Task to complete →
Please put every line of the listing below into a JSON list of strings, one string per line, leaving out blank lines.
_ _ _
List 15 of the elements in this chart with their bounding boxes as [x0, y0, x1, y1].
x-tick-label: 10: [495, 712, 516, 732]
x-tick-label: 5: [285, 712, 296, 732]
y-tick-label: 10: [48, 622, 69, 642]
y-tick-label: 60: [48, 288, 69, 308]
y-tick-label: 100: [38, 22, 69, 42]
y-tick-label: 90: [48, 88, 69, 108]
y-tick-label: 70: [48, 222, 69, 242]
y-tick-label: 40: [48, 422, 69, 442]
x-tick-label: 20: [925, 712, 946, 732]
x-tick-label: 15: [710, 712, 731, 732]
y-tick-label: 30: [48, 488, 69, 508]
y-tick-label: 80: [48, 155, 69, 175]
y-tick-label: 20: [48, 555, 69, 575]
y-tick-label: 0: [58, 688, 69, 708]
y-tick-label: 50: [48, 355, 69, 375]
_ _ _
Written reply →
[
  "List 15 of the elements in this chart with their bounding boxes as [x0, y0, x1, y1].",
  "x-tick-label: 10: [495, 712, 516, 732]",
  "x-tick-label: 5: [285, 712, 296, 732]",
  "y-tick-label: 10: [48, 622, 69, 642]",
  "y-tick-label: 60: [48, 288, 69, 308]",
  "y-tick-label: 100: [38, 22, 69, 42]",
  "y-tick-label: 90: [48, 88, 69, 108]",
  "y-tick-label: 70: [48, 222, 69, 242]",
  "y-tick-label: 40: [48, 422, 69, 442]",
  "x-tick-label: 20: [925, 712, 946, 732]",
  "x-tick-label: 15: [710, 712, 731, 732]",
  "y-tick-label: 30: [48, 488, 69, 508]",
  "y-tick-label: 80: [48, 155, 69, 175]",
  "y-tick-label: 20: [48, 555, 69, 575]",
  "y-tick-label: 0: [58, 688, 69, 708]",
  "y-tick-label: 50: [48, 355, 69, 375]"
]